Data entries
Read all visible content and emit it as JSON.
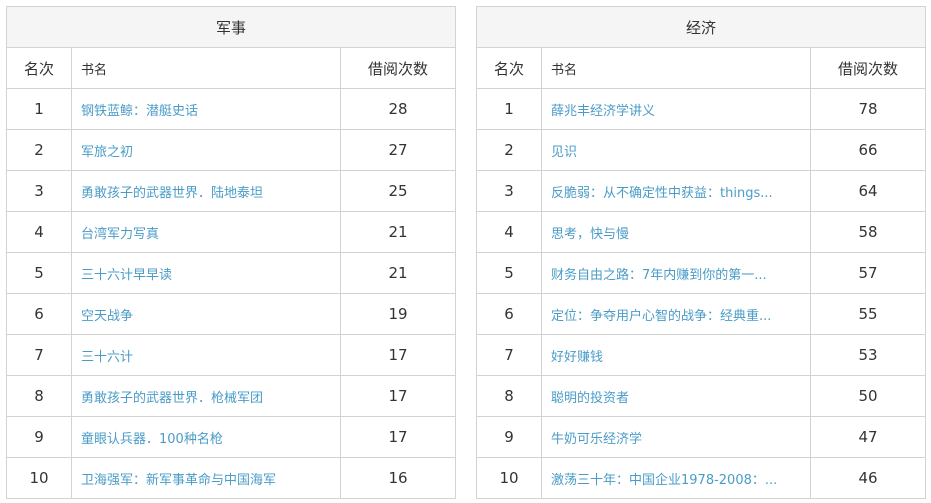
{
  "tables": [
    {
      "title": "军事",
      "headers": {
        "rank": "名次",
        "name": "书名",
        "count": "借阅次数"
      },
      "rows": [
        {
          "rank": "1",
          "name": "钢铁蓝鲸：潜艇史话",
          "count": "28"
        },
        {
          "rank": "2",
          "name": "军旅之初",
          "count": "27"
        },
        {
          "rank": "3",
          "name": "勇敢孩子的武器世界．陆地泰坦",
          "count": "25"
        },
        {
          "rank": "4",
          "name": "台湾军力写真",
          "count": "21"
        },
        {
          "rank": "5",
          "name": "三十六计早早读",
          "count": "21"
        },
        {
          "rank": "6",
          "name": "空天战争",
          "count": "19"
        },
        {
          "rank": "7",
          "name": "三十六计",
          "count": "17"
        },
        {
          "rank": "8",
          "name": "勇敢孩子的武器世界．枪械军团",
          "count": "17"
        },
        {
          "rank": "9",
          "name": "童眼认兵器．100种名枪",
          "count": "17"
        },
        {
          "rank": "10",
          "name": "卫海强军：新军事革命与中国海军",
          "count": "16"
        }
      ]
    },
    {
      "title": "经济",
      "headers": {
        "rank": "名次",
        "name": "书名",
        "count": "借阅次数"
      },
      "rows": [
        {
          "rank": "1",
          "name": "薛兆丰经济学讲义",
          "count": "78"
        },
        {
          "rank": "2",
          "name": "见识",
          "count": "66"
        },
        {
          "rank": "3",
          "name": "反脆弱：从不确定性中获益：things...",
          "count": "64"
        },
        {
          "rank": "4",
          "name": "思考，快与慢",
          "count": "58"
        },
        {
          "rank": "5",
          "name": "财务自由之路：7年内赚到你的第一...",
          "count": "57"
        },
        {
          "rank": "6",
          "name": "定位：争夺用户心智的战争：经典重...",
          "count": "55"
        },
        {
          "rank": "7",
          "name": "好好赚钱",
          "count": "53"
        },
        {
          "rank": "8",
          "name": "聪明的投资者",
          "count": "50"
        },
        {
          "rank": "9",
          "name": "牛奶可乐经济学",
          "count": "47"
        },
        {
          "rank": "10",
          "name": "激荡三十年：中国企业1978-2008：...",
          "count": "46"
        }
      ]
    }
  ],
  "colors": {
    "link": "#4a9cc8",
    "border": "#d3d3d3",
    "title_bg": "#f5f5f5"
  }
}
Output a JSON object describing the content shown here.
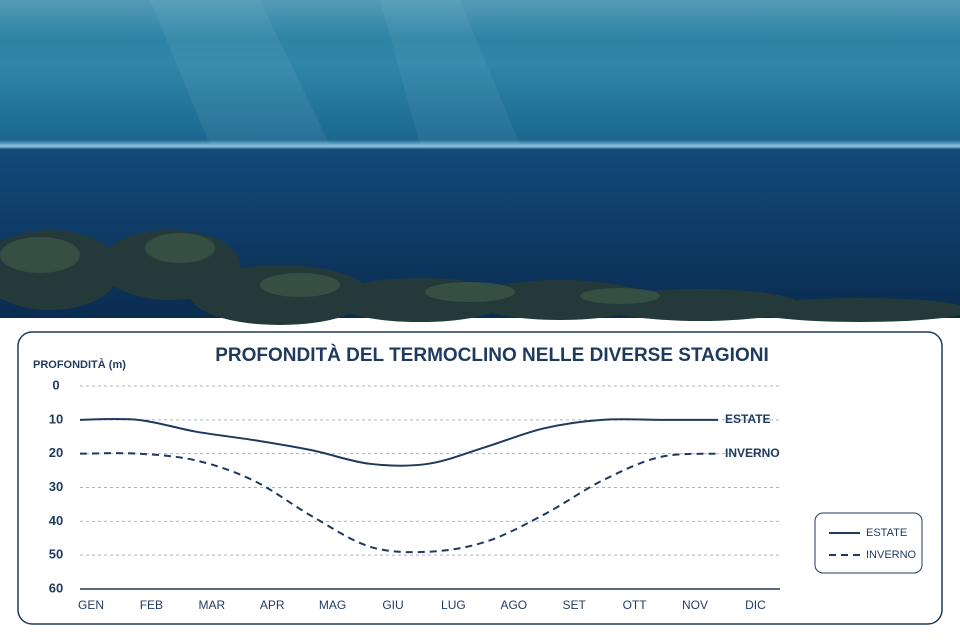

▶ _Work to complete_: Scan the listing above and copy all lines containing the word "勇敢孩子的武器世界".

▶ _Problem solution_:
          "name": "勇敢孩子的武器世界．陆地泰坦",
          "name": "勇敢孩子的武器世界．枪械军团",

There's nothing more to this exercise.